WHAT TO WORK ON.
Show all lines from the data that include the word "title".

Stored entries
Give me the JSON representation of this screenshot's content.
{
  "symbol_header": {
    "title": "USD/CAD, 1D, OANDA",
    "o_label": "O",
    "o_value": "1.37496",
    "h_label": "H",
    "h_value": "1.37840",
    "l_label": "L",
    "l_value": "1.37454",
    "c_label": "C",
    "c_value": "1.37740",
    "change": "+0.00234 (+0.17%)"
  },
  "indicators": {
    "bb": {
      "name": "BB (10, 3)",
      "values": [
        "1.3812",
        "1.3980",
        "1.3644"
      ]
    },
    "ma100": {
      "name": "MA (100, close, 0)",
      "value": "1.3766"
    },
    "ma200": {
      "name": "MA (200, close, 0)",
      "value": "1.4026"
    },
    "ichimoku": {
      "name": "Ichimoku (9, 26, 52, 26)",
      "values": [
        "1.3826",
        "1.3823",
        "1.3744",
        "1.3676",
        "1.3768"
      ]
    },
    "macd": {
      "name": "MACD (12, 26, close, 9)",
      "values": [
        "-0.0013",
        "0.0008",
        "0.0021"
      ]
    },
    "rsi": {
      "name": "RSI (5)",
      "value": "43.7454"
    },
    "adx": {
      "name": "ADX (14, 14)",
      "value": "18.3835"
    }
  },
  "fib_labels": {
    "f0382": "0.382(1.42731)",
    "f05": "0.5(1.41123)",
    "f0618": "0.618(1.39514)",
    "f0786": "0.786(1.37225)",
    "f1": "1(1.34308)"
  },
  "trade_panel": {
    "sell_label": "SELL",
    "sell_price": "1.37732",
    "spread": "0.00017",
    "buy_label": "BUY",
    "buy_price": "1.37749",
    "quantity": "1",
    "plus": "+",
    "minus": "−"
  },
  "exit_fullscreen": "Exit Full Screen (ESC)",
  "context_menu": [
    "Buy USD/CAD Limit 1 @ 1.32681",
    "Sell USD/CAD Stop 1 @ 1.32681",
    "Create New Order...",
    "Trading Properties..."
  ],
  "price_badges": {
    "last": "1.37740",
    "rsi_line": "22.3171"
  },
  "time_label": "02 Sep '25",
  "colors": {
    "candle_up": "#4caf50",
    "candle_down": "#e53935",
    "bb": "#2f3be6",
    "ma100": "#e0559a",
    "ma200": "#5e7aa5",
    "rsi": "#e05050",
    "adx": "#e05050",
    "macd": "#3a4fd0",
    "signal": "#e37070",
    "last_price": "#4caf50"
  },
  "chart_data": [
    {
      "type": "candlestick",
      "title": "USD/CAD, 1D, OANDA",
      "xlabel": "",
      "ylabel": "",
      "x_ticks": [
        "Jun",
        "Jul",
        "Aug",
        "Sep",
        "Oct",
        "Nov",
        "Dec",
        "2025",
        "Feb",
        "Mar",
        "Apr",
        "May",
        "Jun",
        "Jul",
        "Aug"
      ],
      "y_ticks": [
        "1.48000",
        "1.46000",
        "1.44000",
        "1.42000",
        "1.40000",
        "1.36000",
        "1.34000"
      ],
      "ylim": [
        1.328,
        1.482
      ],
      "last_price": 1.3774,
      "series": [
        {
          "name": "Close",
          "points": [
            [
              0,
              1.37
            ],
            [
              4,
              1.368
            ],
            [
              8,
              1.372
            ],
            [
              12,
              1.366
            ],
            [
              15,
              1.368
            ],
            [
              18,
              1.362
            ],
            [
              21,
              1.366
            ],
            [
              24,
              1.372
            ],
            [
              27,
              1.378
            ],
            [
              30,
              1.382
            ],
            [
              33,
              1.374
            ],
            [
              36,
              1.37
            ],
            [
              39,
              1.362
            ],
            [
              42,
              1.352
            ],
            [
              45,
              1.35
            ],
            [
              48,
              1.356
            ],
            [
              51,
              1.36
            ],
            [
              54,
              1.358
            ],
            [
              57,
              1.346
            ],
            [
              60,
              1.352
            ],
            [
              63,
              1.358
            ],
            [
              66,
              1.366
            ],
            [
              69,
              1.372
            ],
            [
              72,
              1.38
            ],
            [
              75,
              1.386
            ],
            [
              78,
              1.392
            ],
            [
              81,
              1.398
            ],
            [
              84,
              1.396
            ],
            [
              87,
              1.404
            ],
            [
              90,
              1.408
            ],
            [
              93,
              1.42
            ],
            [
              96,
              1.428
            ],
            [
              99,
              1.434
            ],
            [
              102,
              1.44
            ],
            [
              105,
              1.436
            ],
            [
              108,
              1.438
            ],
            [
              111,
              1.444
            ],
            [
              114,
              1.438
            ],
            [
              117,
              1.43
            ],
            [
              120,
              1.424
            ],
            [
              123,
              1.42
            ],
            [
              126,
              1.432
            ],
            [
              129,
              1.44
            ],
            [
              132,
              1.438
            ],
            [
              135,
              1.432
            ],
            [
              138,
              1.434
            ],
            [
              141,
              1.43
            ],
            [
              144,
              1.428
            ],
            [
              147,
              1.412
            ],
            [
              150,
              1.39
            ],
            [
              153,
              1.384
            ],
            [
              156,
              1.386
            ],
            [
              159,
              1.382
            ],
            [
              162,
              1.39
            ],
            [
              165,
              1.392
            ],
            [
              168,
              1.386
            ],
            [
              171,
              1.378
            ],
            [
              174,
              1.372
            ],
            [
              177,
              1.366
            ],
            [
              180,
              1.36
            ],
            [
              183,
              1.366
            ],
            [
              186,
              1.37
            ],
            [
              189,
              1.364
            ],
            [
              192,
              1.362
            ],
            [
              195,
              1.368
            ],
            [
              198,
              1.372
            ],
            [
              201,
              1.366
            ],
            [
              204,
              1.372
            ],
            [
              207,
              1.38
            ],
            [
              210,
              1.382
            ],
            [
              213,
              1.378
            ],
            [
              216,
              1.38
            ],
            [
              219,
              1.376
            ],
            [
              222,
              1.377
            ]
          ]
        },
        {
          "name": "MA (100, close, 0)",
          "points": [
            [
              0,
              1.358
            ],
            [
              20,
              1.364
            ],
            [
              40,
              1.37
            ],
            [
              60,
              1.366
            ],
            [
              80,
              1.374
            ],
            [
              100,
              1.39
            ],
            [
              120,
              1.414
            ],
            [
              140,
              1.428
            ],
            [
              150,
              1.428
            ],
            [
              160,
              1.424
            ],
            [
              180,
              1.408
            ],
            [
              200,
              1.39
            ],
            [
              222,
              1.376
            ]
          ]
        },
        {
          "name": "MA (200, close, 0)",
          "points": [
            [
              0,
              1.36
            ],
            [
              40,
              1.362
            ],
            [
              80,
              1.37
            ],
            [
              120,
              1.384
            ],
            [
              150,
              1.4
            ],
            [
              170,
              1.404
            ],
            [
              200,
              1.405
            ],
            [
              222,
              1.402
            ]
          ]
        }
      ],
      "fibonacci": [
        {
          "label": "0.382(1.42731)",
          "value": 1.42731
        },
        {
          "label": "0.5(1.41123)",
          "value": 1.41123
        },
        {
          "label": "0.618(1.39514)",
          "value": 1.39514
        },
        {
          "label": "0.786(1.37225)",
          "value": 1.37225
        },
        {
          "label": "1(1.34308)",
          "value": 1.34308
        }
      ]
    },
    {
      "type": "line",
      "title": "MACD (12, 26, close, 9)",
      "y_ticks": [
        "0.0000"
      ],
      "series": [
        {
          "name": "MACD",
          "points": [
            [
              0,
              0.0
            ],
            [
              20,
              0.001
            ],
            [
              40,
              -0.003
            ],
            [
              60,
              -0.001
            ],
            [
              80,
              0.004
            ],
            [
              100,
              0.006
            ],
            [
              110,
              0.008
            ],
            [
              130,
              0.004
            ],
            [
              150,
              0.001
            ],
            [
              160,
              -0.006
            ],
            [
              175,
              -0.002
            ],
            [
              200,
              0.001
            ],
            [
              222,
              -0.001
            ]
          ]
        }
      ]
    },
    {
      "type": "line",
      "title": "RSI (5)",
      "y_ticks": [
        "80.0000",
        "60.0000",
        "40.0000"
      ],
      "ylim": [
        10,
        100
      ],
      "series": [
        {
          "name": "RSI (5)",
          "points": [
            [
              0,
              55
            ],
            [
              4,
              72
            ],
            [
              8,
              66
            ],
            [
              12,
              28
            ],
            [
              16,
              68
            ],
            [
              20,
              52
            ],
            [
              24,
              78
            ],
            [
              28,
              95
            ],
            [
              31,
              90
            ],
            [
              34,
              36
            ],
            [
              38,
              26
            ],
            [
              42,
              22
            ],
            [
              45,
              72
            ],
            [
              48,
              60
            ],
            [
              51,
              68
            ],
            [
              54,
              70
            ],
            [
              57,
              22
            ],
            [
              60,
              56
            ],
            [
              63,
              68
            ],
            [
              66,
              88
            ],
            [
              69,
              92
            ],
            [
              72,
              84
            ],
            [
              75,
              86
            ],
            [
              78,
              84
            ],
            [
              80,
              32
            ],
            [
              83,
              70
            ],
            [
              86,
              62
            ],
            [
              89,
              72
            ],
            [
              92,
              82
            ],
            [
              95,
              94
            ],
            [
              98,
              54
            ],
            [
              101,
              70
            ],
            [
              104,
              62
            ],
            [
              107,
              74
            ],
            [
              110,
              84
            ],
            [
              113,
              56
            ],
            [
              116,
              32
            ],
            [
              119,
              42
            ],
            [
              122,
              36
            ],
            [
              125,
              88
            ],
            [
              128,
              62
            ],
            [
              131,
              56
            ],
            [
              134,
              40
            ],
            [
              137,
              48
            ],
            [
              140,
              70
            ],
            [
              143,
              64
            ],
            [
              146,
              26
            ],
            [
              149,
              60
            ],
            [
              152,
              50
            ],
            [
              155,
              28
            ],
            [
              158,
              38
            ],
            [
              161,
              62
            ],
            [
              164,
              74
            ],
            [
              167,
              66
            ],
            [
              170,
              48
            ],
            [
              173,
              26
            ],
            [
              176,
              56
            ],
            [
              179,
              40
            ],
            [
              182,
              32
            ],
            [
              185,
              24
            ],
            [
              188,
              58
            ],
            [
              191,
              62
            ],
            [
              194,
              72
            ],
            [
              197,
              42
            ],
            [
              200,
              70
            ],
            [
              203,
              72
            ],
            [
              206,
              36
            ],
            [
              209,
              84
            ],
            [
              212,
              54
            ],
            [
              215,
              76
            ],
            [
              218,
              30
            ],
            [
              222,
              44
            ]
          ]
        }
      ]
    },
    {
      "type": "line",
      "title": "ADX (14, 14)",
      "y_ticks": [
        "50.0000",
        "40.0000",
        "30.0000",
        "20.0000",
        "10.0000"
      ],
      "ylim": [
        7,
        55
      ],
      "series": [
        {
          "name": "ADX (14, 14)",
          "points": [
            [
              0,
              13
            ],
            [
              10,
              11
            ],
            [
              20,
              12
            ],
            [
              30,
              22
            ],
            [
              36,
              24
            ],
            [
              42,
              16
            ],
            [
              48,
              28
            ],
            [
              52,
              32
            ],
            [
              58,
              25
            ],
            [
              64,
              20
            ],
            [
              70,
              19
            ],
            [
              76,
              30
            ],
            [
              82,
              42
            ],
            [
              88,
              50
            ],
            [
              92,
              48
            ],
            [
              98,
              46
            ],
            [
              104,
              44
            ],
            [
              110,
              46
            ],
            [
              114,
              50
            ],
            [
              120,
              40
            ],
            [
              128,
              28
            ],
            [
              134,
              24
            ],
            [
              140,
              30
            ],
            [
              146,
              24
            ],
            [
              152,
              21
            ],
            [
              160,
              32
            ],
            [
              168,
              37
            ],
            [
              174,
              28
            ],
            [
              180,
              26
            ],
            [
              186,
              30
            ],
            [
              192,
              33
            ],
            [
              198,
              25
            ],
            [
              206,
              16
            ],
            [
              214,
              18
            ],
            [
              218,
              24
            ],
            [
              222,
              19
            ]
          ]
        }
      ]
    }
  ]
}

FINAL RESULT.
    "title": "USD/CAD, 1D, OANDA",
      "title": "USD/CAD, 1D, OANDA",
      "title": "MACD (12, 26, close, 9)",
      "title": "RSI (5)",
      "title": "ADX (14, 14)",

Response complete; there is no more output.